--- Exercise input ---

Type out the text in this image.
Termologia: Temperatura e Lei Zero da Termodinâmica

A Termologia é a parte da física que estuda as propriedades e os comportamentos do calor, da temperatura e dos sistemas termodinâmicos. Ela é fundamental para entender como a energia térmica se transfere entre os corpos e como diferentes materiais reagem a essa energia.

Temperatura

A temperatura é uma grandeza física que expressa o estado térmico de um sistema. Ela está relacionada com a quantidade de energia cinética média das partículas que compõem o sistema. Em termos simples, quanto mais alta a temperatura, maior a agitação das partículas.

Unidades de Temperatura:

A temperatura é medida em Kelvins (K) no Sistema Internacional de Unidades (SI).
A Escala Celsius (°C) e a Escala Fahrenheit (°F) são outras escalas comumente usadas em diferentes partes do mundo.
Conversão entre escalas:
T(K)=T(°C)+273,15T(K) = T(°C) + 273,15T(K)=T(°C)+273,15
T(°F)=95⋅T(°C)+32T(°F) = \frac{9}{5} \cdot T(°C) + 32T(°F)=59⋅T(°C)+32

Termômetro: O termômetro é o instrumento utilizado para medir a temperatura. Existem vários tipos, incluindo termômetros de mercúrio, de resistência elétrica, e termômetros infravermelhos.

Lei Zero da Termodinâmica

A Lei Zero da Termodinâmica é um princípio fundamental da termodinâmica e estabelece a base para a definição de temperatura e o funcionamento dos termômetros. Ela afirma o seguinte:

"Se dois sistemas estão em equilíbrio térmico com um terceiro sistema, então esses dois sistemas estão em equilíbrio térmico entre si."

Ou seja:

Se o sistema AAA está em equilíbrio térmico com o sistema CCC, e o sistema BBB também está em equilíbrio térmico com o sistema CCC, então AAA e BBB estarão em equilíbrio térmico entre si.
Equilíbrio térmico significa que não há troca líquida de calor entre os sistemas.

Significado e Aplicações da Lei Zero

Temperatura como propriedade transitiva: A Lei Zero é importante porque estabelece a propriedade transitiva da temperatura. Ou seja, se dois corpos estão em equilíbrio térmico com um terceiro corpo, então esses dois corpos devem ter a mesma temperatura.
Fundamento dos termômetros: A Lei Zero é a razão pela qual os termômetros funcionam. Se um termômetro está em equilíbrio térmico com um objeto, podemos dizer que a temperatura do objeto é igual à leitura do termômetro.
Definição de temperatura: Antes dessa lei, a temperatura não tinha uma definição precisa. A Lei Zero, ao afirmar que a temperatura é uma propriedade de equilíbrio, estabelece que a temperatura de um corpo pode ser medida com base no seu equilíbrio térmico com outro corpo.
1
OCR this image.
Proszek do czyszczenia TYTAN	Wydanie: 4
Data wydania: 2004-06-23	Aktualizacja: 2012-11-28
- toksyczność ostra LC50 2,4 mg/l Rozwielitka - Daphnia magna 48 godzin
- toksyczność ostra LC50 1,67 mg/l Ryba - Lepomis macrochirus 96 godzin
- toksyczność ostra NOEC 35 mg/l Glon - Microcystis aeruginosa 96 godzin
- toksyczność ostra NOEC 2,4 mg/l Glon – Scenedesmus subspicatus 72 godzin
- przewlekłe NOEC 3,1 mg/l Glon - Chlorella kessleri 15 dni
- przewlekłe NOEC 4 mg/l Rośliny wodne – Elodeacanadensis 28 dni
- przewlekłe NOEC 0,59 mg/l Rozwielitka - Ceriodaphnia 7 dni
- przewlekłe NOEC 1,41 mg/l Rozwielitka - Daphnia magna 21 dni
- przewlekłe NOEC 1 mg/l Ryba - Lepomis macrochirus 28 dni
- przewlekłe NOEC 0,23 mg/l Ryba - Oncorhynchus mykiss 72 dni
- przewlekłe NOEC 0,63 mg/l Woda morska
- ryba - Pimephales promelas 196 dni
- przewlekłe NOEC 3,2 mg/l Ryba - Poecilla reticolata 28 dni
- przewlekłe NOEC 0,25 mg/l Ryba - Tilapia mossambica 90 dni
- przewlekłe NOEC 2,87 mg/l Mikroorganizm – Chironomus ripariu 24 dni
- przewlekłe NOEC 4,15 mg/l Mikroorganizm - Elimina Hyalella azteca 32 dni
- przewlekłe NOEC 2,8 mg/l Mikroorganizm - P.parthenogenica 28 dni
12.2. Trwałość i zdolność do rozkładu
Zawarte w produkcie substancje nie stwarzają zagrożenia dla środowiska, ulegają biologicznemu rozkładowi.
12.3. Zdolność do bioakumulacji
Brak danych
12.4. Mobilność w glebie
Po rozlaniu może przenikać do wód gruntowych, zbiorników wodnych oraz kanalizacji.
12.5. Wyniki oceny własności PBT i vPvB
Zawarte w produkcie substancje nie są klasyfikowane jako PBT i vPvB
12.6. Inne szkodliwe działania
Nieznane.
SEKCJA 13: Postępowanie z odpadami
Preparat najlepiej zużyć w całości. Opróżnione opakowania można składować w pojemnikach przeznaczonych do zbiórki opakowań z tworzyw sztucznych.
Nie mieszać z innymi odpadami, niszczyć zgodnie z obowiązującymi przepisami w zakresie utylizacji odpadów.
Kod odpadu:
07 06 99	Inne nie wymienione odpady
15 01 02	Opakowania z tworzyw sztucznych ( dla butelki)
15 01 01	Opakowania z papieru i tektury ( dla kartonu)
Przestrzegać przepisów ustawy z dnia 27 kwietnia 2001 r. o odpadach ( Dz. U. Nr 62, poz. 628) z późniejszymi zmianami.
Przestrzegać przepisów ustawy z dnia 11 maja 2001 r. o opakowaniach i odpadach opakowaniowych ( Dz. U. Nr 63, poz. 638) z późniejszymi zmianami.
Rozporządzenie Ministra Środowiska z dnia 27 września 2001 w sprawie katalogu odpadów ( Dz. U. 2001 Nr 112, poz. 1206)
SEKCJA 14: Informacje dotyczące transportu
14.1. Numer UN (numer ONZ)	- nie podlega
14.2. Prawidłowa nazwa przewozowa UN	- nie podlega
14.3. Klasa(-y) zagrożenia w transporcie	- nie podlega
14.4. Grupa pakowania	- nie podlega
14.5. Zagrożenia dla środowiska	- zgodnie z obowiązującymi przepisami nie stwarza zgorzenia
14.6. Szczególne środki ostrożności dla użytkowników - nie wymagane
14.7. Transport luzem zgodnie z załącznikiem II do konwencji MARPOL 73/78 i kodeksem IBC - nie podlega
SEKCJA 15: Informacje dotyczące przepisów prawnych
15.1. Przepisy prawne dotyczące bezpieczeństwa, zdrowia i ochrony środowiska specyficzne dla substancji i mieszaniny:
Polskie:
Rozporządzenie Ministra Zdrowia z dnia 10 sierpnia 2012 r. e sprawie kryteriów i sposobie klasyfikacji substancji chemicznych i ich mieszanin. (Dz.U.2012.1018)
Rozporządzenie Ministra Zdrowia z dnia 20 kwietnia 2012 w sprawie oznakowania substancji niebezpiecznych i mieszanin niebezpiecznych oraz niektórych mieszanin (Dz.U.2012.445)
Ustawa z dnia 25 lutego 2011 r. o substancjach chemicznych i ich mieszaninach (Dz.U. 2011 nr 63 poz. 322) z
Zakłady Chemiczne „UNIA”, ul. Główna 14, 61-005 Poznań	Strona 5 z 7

---

Reproduce each record exactly as it appears.

Type out the text in this image.
Termologia: Temperatura e Lei Zero da Termodinâmica

A Termologia é a parte da física que estuda as propriedades e os comportamentos do calor, da temperatura e dos sistemas termodinâmicos. Ela é fundamental para entender como a energia térmica se transfere entre os corpos e como diferentes materiais reagem a essa energia.

Temperatura

A temperatura é uma grandeza física que expressa o estado térmico de um sistema. Ela está relacionada com a quantidade de energia cinética média das partículas que compõem o sistema. Em termos simples, quanto mais alta a temperatura, maior a agitação das partículas.

Unidades de Temperatura:

A temperatura é medida em Kelvins (K) no Sistema Internacional de Unidades (SI).
A Escala Celsius (°C) e a Escala Fahrenheit (°F) são outras escalas comumente usadas em diferentes partes do mundo.
Conversão entre escalas:
T(K)=T(°C)+273,15T(K) = T(°C) + 273,15T(K)=T(°C)+273,15
T(°F)=95⋅T(°C)+32T(°F) = \frac{9}{5} \cdot T(°C) + 32T(°F)=59⋅T(°C)+32

Termômetro: O termômetro é o instrumento utilizado para medir a temperatura. Existem vários tipos, incluindo termômetros de mercúrio, de resistência elétrica, e termômetros infravermelhos.

Lei Zero da Termodinâmica

A Lei Zero da Termodinâmica é um princípio fundamental da termodinâmica e estabelece a base para a definição de temperatura e o funcionamento dos termômetros. Ela afirma o seguinte:

"Se dois sistemas estão em equilíbrio térmico com um terceiro sistema, então esses dois sistemas estão em equilíbrio térmico entre si."

Ou seja:

Se o sistema AAA está em equilíbrio térmico com o sistema CCC, e o sistema BBB também está em equilíbrio térmico com o sistema CCC, então AAA e BBB estarão em equilíbrio térmico entre si.
Equilíbrio térmico significa que não há troca líquida de calor entre os sistemas.

Significado e Aplicações da Lei Zero

Temperatura como propriedade transitiva: A Lei Zero é importante porque estabelece a propriedade transitiva da temperatura. Ou seja, se dois corpos estão em equilíbrio térmico com um terceiro corpo, então esses dois corpos devem ter a mesma temperatura.
Fundamento dos termômetros: A Lei Zero é a razão pela qual os termômetros funcionam. Se um termômetro está em equilíbrio térmico com um objeto, podemos dizer que a temperatura do objeto é igual à leitura do termômetro.
Definição de temperatura: Antes dessa lei, a temperatura não tinha uma definição precisa. A Lei Zero, ao afirmar que a temperatura é uma propriedade de equilíbrio, estabelece que a temperatura de um corpo pode ser medida com base no seu equilíbrio térmico com outro corpo.
1
OCR this image.
Proszek do czyszczenia TYTAN	Wydanie: 4
Data wydania: 2004-06-23	Aktualizacja: 2012-11-28
- toksyczność ostra LC50 2,4 mg/l Rozwielitka - Daphnia magna 48 godzin
- toksyczność ostra LC50 1,67 mg/l Ryba - Lepomis macrochirus 96 godzin
- toksyczność ostra NOEC 35 mg/l Glon - Microcystis aeruginosa 96 godzin
- toksyczność ostra NOEC 2,4 mg/l Glon – Scenedesmus subspicatus 72 godzin
- przewlekłe NOEC 3,1 mg/l Glon - Chlorella kessleri 15 dni
- przewlekłe NOEC 4 mg/l Rośliny wodne – Elodeacanadensis 28 dni
- przewlekłe NOEC 0,59 mg/l Rozwielitka - Ceriodaphnia 7 dni
- przewlekłe NOEC 1,41 mg/l Rozwielitka - Daphnia magna 21 dni
- przewlekłe NOEC 1 mg/l Ryba - Lepomis macrochirus 28 dni
- przewlekłe NOEC 0,23 mg/l Ryba - Oncorhynchus mykiss 72 dni
- przewlekłe NOEC 0,63 mg/l Woda morska
- ryba - Pimephales promelas 196 dni
- przewlekłe NOEC 3,2 mg/l Ryba - Poecilla reticolata 28 dni
- przewlekłe NOEC 0,25 mg/l Ryba - Tilapia mossambica 90 dni
- przewlekłe NOEC 2,87 mg/l Mikroorganizm – Chironomus ripariu 24 dni
- przewlekłe NOEC 4,15 mg/l Mikroorganizm - Elimina Hyalella azteca 32 dni
- przewlekłe NOEC 2,8 mg/l Mikroorganizm - P.parthenogenica 28 dni
12.2. Trwałość i zdolność do rozkładu
Zawarte w produkcie substancje nie stwarzają zagrożenia dla środowiska, ulegają biologicznemu rozkładowi.
12.3. Zdolność do bioakumulacji
Brak danych
12.4. Mobilność w glebie
Po rozlaniu może przenikać do wód gruntowych, zbiorników wodnych oraz kanalizacji.
12.5. Wyniki oceny własności PBT i vPvB
Zawarte w produkcie substancje nie są klasyfikowane jako PBT i vPvB
12.6. Inne szkodliwe działania
Nieznane.
SEKCJA 13: Postępowanie z odpadami
Preparat najlepiej zużyć w całości. Opróżnione opakowania można składować w pojemnikach przeznaczonych do zbiórki opakowań z tworzyw sztucznych.
Nie mieszać z innymi odpadami, niszczyć zgodnie z obowiązującymi przepisami w zakresie utylizacji odpadów.
Kod odpadu:
07 06 99	Inne nie wymienione odpady
15 01 02	Opakowania z tworzyw sztucznych ( dla butelki)
15 01 01	Opakowania z papieru i tektury ( dla kartonu)
Przestrzegać przepisów ustawy z dnia 27 kwietnia 2001 r. o odpadach ( Dz. U. Nr 62, poz. 628) z późniejszymi zmianami.
Przestrzegać przepisów ustawy z dnia 11 maja 2001 r. o opakowaniach i odpadach opakowaniowych ( Dz. U. Nr 63, poz. 638) z późniejszymi zmianami.
Rozporządzenie Ministra Środowiska z dnia 27 września 2001 w sprawie katalogu odpadów ( Dz. U. 2001 Nr 112, poz. 1206)
SEKCJA 14: Informacje dotyczące transportu
14.1. Numer UN (numer ONZ)	- nie podlega
14.2. Prawidłowa nazwa przewozowa UN	- nie podlega
14.3. Klasa(-y) zagrożenia w transporcie	- nie podlega
14.4. Grupa pakowania	- nie podlega
14.5. Zagrożenia dla środowiska	- zgodnie z obowiązującymi przepisami nie stwarza zgorzenia
14.6. Szczególne środki ostrożności dla użytkowników - nie wymagane
14.7. Transport luzem zgodnie z załącznikiem II do konwencji MARPOL 73/78 i kodeksem IBC - nie podlega
SEKCJA 15: Informacje dotyczące przepisów prawnych
15.1. Przepisy prawne dotyczące bezpieczeństwa, zdrowia i ochrony środowiska specyficzne dla substancji i mieszaniny:
Polskie:
Rozporządzenie Ministra Zdrowia z dnia 10 sierpnia 2012 r. e sprawie kryteriów i sposobie klasyfikacji substancji chemicznych i ich mieszanin. (Dz.U.2012.1018)
Rozporządzenie Ministra Zdrowia z dnia 20 kwietnia 2012 w sprawie oznakowania substancji niebezpiecznych i mieszanin niebezpiecznych oraz niektórych mieszanin (Dz.U.2012.445)
Ustawa z dnia 25 lutego 2011 r. o substancjach chemicznych i ich mieszaninach (Dz.U. 2011 nr 63 poz. 322) z
Zakłady Chemiczne „UNIA”, ul. Główna 14, 61-005 Poznań	Strona 5 z 7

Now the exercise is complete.